_WORKING DATA_.
┄┄┄┄┄┄┄┄┄┄

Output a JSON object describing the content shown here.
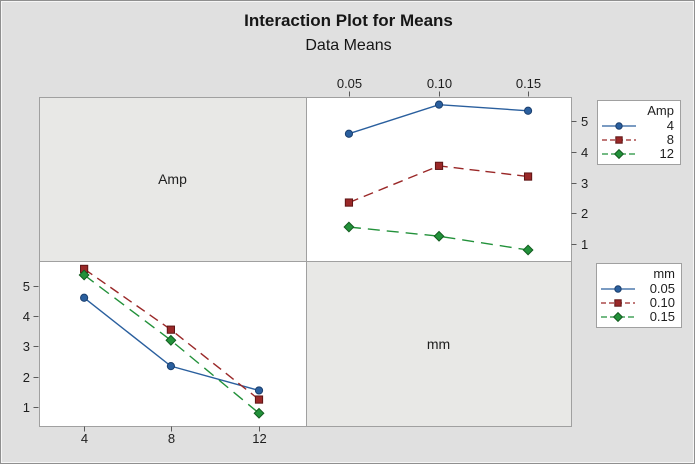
{
  "figure": {
    "background": "#e0e0e0",
    "panel_gray": "#e8e8e6",
    "panel_white": "#ffffff",
    "border_color": "#a0a0a0",
    "tick_color": "#5a5a5a",
    "text_color": "#1e1e1e"
  },
  "title": "Interaction Plot for Means",
  "subtitle": "Data Means",
  "panel_labels": {
    "top_left": "Amp",
    "bottom_right": "mm"
  },
  "legends": [
    {
      "title": "Amp",
      "entries": [
        {
          "label": "4",
          "color": "#2a5f9e",
          "edge": "#1b3f6e",
          "marker": "circle",
          "dash": ""
        },
        {
          "label": "8",
          "color": "#9a2828",
          "edge": "#5e1515",
          "marker": "square",
          "dash": "5,3"
        },
        {
          "label": "12",
          "color": "#22913a",
          "edge": "#135c20",
          "marker": "diamond",
          "dash": "6,3"
        }
      ]
    },
    {
      "title": "mm",
      "entries": [
        {
          "label": "0.05",
          "color": "#2a5f9e",
          "edge": "#1b3f6e",
          "marker": "circle",
          "dash": ""
        },
        {
          "label": "0.10",
          "color": "#9a2828",
          "edge": "#5e1515",
          "marker": "square",
          "dash": "5,3"
        },
        {
          "label": "0.15",
          "color": "#22913a",
          "edge": "#135c20",
          "marker": "diamond",
          "dash": "6,3"
        }
      ]
    }
  ],
  "chart_data": [
    {
      "type": "line",
      "panel": "top_right",
      "x_factor": "mm",
      "series_factor": "Amp",
      "categories": [
        "0.05",
        "0.10",
        "0.15"
      ],
      "series": [
        {
          "name": "Amp 4",
          "color": "#2a5f9e",
          "edge": "#1b3f6e",
          "marker": "circle",
          "dash": "",
          "values": [
            4.6,
            5.55,
            5.35
          ]
        },
        {
          "name": "Amp 8",
          "color": "#9a2828",
          "edge": "#5e1515",
          "marker": "square",
          "dash": "10,6",
          "values": [
            2.35,
            3.55,
            3.2
          ]
        },
        {
          "name": "Amp 12",
          "color": "#22913a",
          "edge": "#135c20",
          "marker": "diamond",
          "dash": "12,7",
          "values": [
            1.55,
            1.25,
            0.8
          ]
        }
      ],
      "yticks": [
        1,
        2,
        3,
        4,
        5
      ],
      "ylim": [
        0.44,
        5.8
      ],
      "x_axis_side": "top",
      "y_axis_side": "right",
      "grid": false
    },
    {
      "type": "line",
      "panel": "bottom_left",
      "x_factor": "Amp",
      "series_factor": "mm",
      "categories": [
        "4",
        "8",
        "12"
      ],
      "series": [
        {
          "name": "mm 0.05",
          "color": "#2a5f9e",
          "edge": "#1b3f6e",
          "marker": "circle",
          "dash": "",
          "values": [
            4.6,
            2.35,
            1.55
          ]
        },
        {
          "name": "mm 0.10",
          "color": "#9a2828",
          "edge": "#5e1515",
          "marker": "square",
          "dash": "10,6",
          "values": [
            5.55,
            3.55,
            1.25
          ]
        },
        {
          "name": "mm 0.15",
          "color": "#22913a",
          "edge": "#135c20",
          "marker": "diamond",
          "dash": "12,7",
          "values": [
            5.35,
            3.2,
            0.8
          ]
        }
      ],
      "yticks": [
        1,
        2,
        3,
        4,
        5
      ],
      "ylim": [
        0.38,
        5.81
      ],
      "x_axis_side": "bottom",
      "y_axis_side": "left",
      "grid": false
    }
  ]
}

┄┄┄┄┄┄┄┄┄┄

Omit every picture while copying the listing above exactly.

Output a JSON object describing the content shown here.
{
  "figure": {
    "background": "#e0e0e0",
    "panel_gray": "#e8e8e6",
    "panel_white": "#ffffff",
    "border_color": "#a0a0a0",
    "tick_color": "#5a5a5a",
    "text_color": "#1e1e1e"
  },
  "title": "Interaction Plot for Means",
  "subtitle": "Data Means",
  "panel_labels": {
    "top_left": "Amp",
    "bottom_right": "mm"
  },
  "legends": [
    {
      "title": "Amp",
      "entries": [
        {
          "label": "4",
          "color": "#2a5f9e",
          "edge": "#1b3f6e",
          "marker": "circle",
          "dash": ""
        },
        {
          "label": "8",
          "color": "#9a2828",
          "edge": "#5e1515",
          "marker": "square",
          "dash": "5,3"
        },
        {
          "label": "12",
          "color": "#22913a",
          "edge": "#135c20",
          "marker": "diamond",
          "dash": "6,3"
        }
      ]
    },
    {
      "title": "mm",
      "entries": [
        {
          "label": "0.05",
          "color": "#2a5f9e",
          "edge": "#1b3f6e",
          "marker": "circle",
          "dash": ""
        },
        {
          "label": "0.10",
          "color": "#9a2828",
          "edge": "#5e1515",
          "marker": "square",
          "dash": "5,3"
        },
        {
          "label": "0.15",
          "color": "#22913a",
          "edge": "#135c20",
          "marker": "diamond",
          "dash": "6,3"
        }
      ]
    }
  ],
  "chart_data": [
    {
      "type": "line",
      "panel": "top_right",
      "x_factor": "mm",
      "series_factor": "Amp",
      "categories": [
        "0.05",
        "0.10",
        "0.15"
      ],
      "series": [
        {
          "name": "Amp 4",
          "color": "#2a5f9e",
          "edge": "#1b3f6e",
          "marker": "circle",
          "dash": "",
          "values": [
            4.6,
            5.55,
            5.35
          ]
        },
        {
          "name": "Amp 8",
          "color": "#9a2828",
          "edge": "#5e1515",
          "marker": "square",
          "dash": "10,6",
          "values": [
            2.35,
            3.55,
            3.2
          ]
        },
        {
          "name": "Amp 12",
          "color": "#22913a",
          "edge": "#135c20",
          "marker": "diamond",
          "dash": "12,7",
          "values": [
            1.55,
            1.25,
            0.8
          ]
        }
      ],
      "yticks": [
        1,
        2,
        3,
        4,
        5
      ],
      "ylim": [
        0.44,
        5.8
      ],
      "x_axis_side": "top",
      "y_axis_side": "right",
      "grid": false
    },
    {
      "type": "line",
      "panel": "bottom_left",
      "x_factor": "Amp",
      "series_factor": "mm",
      "categories": [
        "4",
        "8",
        "12"
      ],
      "series": [
        {
          "name": "mm 0.05",
          "color": "#2a5f9e",
          "edge": "#1b3f6e",
          "marker": "circle",
          "dash": "",
          "values": [
            4.6,
            2.35,
            1.55
          ]
        },
        {
          "name": "mm 0.10",
          "color": "#9a2828",
          "edge": "#5e1515",
          "marker": "square",
          "dash": "10,6",
          "values": [
            5.55,
            3.55,
            1.25
          ]
        },
        {
          "name": "mm 0.15",
          "color": "#22913a",
          "edge": "#135c20",
          "marker": "diamond",
          "dash": "12,7",
          "values": [
            5.35,
            3.2,
            0.8
          ]
        }
      ],
      "yticks": [
        1,
        2,
        3,
        4,
        5
      ],
      "ylim": [
        0.38,
        5.81
      ],
      "x_axis_side": "bottom",
      "y_axis_side": "left",
      "grid": false
    }
  ]
}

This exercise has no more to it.